[Saved entries]
* Start *

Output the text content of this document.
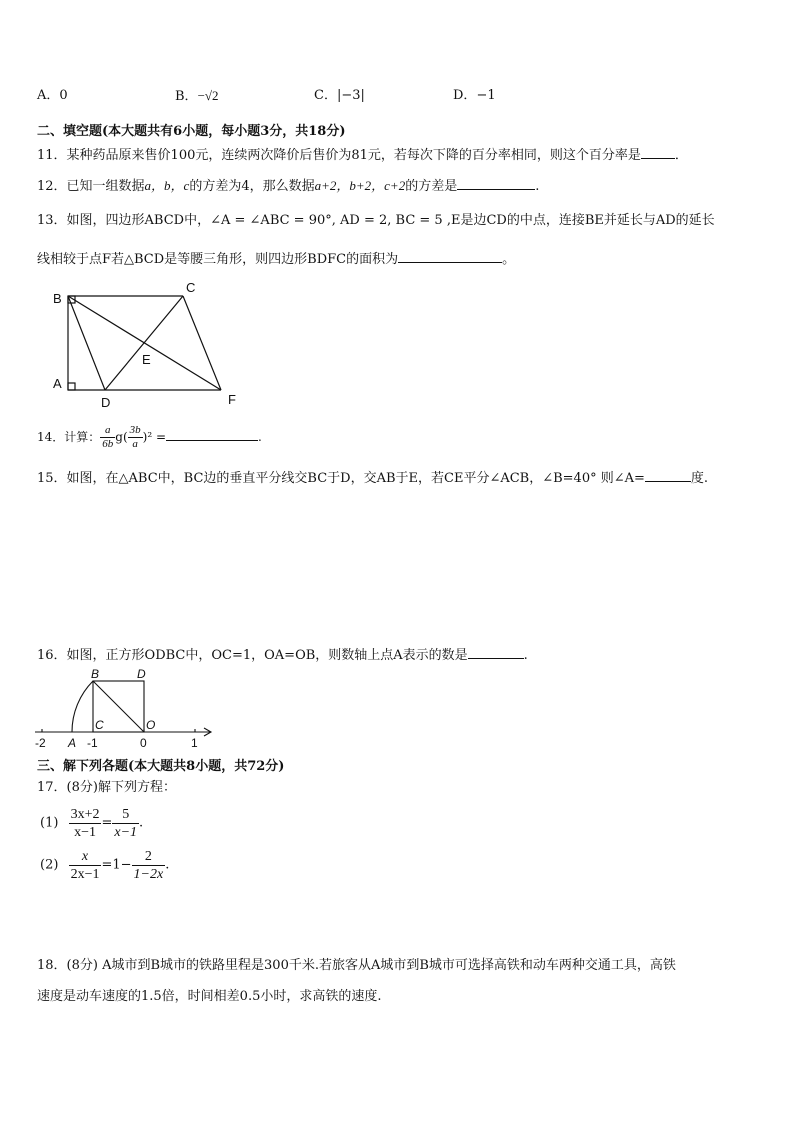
A．0	B．−√2	C．|−3|	D．−1
二、填空题(本大题共有6小题，每小题3分，共18分)
11．某种药品原来售价100元，连续两次降价后售价为81元，若每次下降的百分率相同，则这个百分率是	．
12．已知一组数据a，b，c的方差为4，那么数据a+2，b+2，c+2的方差是	.
13．如图，四边形ABCD中，∠A = ∠ABC = 90°, AD = 2, BC = 5 ,E是边CD的中点，连接BE并延长与AD的延长
线相较于点F若△BCD是等腰三角形，则四边形BDFC的面积为	。
B
C
A
D
E
F
14．计算： $\frac{a}{6b} g( \frac{3b}{a} )^2$ =	.
15．如图，在△ABC中，BC边的垂直平分线交BC于D，交AB于E，若CE平分∠ACB，∠B=40° 则∠A=	度.
16．如图，正方形ODBC中，OC=1，OA=OB，则数轴上点A表示的数是	.
B	D
C	O
A
-2	-1	0	1
三、解下列各题(本大题共8小题，共72分)
17．(8分)解下列方程：
$(1) \frac{3x+2}{x-1} = \frac{5}{x-1}$ .
$(2) \frac{x}{2x-1} =1- \frac{2}{1-2x}$ .
18．(8分) A城市到B城市的铁路里程是300千米.若旅客从A城市到B城市可选择高铁和动车两种交通工具，高铁
速度是动车速度的1.5倍，时间相差0.5小时，求高铁的速度.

* End *

▶ [Description of the task]: Locate the string "frac" in the listing above and copy every line where it occurs.

▶ [Exercise solution]:
14．计算： $\frac{a}{6b} g( \frac{3b}{a} )^2$ =	.
$(1) \frac{3x+2}{x-1} = \frac{5}{x-1}$ .
$(2) \frac{x}{2x-1} =1- \frac{2}{1-2x}$ .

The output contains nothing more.